◆ Exercise brief ◆
How many lines of the entries below include the word "does"? Answer with the number alone.

::::

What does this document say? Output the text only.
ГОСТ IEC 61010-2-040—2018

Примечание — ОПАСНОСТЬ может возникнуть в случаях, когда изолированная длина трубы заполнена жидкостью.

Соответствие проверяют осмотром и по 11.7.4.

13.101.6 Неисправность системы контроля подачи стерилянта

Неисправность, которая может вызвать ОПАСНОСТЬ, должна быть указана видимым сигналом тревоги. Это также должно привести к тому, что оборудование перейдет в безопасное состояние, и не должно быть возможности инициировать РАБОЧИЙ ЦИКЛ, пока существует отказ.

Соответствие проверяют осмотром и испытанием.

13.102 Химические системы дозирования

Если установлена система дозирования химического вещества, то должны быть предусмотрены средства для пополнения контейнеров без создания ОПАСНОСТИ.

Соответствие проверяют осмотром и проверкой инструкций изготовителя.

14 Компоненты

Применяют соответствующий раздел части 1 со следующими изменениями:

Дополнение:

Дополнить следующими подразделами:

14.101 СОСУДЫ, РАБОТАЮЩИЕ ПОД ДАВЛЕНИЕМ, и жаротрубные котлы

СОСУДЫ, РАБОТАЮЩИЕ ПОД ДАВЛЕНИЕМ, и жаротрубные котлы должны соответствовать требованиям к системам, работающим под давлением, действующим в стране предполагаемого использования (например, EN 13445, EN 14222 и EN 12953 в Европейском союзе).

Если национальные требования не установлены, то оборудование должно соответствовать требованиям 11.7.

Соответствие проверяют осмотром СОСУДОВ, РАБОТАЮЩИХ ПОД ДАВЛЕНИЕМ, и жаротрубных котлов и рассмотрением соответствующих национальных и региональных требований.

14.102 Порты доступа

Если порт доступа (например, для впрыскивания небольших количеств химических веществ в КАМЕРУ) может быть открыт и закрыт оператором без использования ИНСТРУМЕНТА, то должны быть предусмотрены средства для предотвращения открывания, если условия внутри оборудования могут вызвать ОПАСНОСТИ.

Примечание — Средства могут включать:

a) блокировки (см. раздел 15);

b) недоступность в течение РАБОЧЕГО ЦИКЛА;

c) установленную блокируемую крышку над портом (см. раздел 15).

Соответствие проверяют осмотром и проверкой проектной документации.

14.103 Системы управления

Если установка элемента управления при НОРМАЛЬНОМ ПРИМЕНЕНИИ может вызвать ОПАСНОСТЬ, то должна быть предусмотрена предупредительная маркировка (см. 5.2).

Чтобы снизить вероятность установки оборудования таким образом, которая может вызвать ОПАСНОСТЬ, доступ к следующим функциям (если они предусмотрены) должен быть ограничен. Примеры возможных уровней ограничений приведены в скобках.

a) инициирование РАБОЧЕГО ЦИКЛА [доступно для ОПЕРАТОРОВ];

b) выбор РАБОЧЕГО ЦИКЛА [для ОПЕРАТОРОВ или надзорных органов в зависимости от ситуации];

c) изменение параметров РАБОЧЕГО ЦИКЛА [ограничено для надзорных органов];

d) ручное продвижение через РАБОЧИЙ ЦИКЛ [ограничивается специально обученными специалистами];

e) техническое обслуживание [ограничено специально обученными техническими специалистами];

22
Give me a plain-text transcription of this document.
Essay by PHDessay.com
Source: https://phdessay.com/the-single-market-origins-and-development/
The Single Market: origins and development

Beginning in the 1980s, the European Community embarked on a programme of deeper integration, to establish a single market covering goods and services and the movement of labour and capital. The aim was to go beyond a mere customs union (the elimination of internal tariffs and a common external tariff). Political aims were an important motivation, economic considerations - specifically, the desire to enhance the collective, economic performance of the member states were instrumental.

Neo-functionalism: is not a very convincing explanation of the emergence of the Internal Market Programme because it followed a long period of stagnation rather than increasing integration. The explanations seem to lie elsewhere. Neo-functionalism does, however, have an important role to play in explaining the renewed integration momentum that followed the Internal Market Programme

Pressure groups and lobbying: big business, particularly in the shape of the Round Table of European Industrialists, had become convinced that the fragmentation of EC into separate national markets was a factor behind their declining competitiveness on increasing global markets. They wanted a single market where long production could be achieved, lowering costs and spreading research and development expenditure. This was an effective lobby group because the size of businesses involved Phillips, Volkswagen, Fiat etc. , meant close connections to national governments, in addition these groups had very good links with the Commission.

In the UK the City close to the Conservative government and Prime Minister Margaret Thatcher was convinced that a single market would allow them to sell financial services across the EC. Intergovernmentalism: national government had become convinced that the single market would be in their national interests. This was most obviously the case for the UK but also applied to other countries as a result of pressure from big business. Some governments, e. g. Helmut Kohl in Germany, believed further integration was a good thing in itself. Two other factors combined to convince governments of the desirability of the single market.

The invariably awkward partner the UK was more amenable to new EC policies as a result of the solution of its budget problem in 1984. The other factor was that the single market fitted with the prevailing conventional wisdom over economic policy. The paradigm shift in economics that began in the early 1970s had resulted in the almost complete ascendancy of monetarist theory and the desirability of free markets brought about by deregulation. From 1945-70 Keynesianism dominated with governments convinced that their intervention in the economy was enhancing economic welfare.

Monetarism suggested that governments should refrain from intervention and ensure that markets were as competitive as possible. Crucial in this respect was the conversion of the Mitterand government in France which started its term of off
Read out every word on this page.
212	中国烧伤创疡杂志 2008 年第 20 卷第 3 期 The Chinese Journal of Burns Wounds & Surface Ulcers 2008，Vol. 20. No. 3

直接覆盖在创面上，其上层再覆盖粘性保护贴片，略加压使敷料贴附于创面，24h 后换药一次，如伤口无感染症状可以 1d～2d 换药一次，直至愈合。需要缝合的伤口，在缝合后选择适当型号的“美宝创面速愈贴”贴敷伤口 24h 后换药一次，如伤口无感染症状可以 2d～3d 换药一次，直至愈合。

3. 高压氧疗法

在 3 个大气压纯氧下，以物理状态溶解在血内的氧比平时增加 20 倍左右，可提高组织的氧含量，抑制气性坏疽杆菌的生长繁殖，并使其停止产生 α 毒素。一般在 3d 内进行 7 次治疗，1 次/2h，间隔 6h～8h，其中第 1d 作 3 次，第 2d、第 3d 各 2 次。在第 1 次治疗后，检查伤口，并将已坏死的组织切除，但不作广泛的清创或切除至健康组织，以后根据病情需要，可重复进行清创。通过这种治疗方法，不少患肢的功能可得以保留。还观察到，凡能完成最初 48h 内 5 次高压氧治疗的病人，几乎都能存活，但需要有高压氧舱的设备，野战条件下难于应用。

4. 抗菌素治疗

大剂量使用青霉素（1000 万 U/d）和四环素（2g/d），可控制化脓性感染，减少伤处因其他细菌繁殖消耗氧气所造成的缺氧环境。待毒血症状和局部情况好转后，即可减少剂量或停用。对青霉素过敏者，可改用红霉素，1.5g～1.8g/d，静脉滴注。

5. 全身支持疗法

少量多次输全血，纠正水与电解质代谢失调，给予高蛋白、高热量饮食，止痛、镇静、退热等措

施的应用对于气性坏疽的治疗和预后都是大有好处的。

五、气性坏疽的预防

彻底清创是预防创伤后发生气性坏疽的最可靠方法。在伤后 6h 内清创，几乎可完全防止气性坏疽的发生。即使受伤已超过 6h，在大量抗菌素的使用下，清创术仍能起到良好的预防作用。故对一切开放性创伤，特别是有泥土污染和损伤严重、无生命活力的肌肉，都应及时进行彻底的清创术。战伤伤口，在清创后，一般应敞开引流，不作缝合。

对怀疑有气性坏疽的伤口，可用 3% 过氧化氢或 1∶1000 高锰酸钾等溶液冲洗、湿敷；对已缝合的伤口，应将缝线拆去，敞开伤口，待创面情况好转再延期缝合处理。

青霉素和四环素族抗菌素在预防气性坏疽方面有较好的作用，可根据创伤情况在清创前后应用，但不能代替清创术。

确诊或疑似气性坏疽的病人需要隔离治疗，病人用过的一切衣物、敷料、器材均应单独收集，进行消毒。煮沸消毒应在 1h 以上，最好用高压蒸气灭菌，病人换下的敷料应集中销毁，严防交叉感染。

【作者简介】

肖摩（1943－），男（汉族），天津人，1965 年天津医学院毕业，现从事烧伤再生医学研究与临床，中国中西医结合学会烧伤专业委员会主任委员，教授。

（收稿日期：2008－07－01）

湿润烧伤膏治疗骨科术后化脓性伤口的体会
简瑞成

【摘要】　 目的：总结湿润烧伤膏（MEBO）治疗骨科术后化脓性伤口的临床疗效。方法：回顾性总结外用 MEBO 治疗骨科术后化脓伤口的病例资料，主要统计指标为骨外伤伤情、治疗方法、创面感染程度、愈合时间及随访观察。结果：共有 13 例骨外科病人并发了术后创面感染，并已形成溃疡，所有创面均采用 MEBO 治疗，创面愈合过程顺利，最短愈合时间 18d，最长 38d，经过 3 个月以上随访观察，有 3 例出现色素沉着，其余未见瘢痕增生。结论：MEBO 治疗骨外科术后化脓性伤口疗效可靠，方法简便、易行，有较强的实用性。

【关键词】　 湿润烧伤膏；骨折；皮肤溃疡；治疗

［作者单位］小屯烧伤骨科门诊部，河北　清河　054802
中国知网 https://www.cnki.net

::::

◆ Solution ◆
2